[Dataset items]
— BEGIN —
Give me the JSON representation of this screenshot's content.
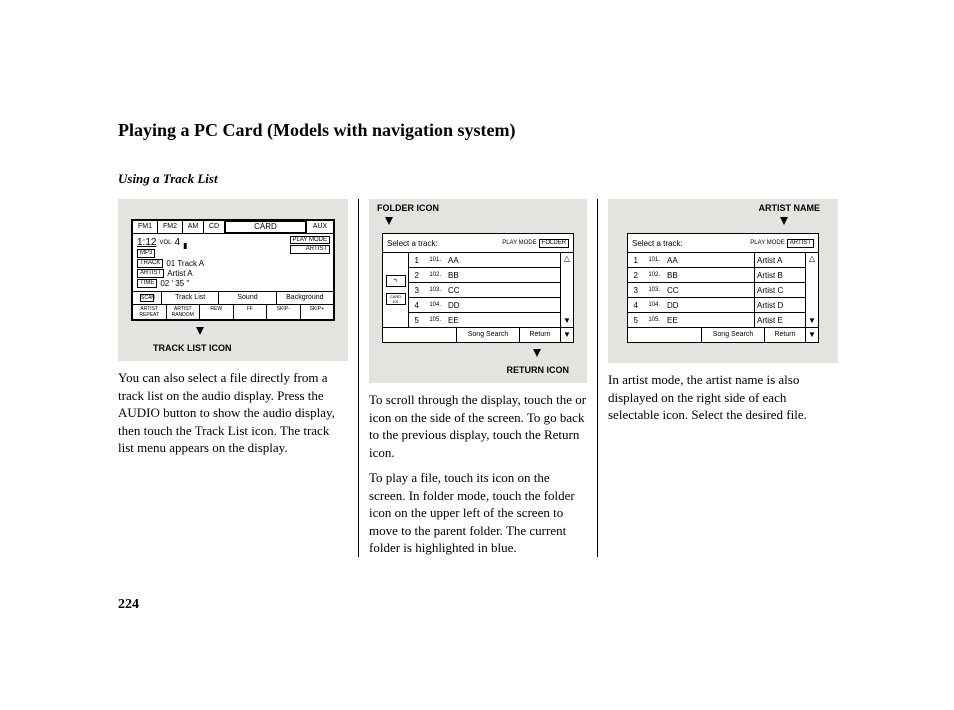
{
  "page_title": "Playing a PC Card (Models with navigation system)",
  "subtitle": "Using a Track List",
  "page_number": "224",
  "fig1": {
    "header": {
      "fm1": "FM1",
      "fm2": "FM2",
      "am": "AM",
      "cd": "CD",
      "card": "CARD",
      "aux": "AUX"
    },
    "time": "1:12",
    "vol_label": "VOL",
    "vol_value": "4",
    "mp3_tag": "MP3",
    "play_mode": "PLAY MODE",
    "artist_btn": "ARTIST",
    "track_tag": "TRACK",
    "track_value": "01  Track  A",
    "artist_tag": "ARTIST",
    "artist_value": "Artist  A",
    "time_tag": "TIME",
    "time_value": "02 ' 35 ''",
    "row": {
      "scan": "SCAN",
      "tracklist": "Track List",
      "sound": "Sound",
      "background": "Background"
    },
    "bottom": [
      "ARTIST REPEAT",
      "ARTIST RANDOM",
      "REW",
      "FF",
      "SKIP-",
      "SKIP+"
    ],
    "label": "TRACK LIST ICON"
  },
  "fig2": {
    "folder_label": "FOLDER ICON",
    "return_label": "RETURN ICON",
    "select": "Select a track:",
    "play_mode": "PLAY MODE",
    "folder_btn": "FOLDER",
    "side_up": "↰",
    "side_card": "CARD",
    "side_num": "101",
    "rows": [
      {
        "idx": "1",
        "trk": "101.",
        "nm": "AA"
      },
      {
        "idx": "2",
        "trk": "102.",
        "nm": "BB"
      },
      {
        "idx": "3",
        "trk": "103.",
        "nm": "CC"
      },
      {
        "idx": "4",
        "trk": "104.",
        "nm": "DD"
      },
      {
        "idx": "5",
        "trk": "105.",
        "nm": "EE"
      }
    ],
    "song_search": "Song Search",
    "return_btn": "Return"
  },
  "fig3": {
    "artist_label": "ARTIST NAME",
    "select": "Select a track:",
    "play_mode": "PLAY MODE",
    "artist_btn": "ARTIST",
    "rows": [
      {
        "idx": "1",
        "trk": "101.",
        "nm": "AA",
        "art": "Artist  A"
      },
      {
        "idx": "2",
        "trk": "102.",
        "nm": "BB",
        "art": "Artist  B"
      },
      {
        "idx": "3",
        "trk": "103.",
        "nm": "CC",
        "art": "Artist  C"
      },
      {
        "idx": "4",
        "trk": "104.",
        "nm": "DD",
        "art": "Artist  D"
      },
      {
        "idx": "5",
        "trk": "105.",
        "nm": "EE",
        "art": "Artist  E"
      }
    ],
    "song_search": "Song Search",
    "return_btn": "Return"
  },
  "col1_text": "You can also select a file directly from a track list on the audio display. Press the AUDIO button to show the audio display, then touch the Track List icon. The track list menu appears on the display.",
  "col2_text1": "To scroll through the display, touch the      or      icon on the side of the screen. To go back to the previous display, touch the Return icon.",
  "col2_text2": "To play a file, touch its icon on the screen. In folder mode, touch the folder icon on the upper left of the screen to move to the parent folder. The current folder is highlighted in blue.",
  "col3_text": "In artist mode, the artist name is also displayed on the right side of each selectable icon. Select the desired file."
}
— END —
Which lines hold the word "also"? Copy every one of them.

RESPONSE FOR THIS EXERCISE
  "col1_text": "You can also select a file directly from a track list on the audio display. Press the AUDIO button to show the audio display, then touch the Track List icon. The track list menu appears on the display.",
  "col3_text": "In artist mode, the artist name is also displayed on the right side of each selectable icon. Select the desired file."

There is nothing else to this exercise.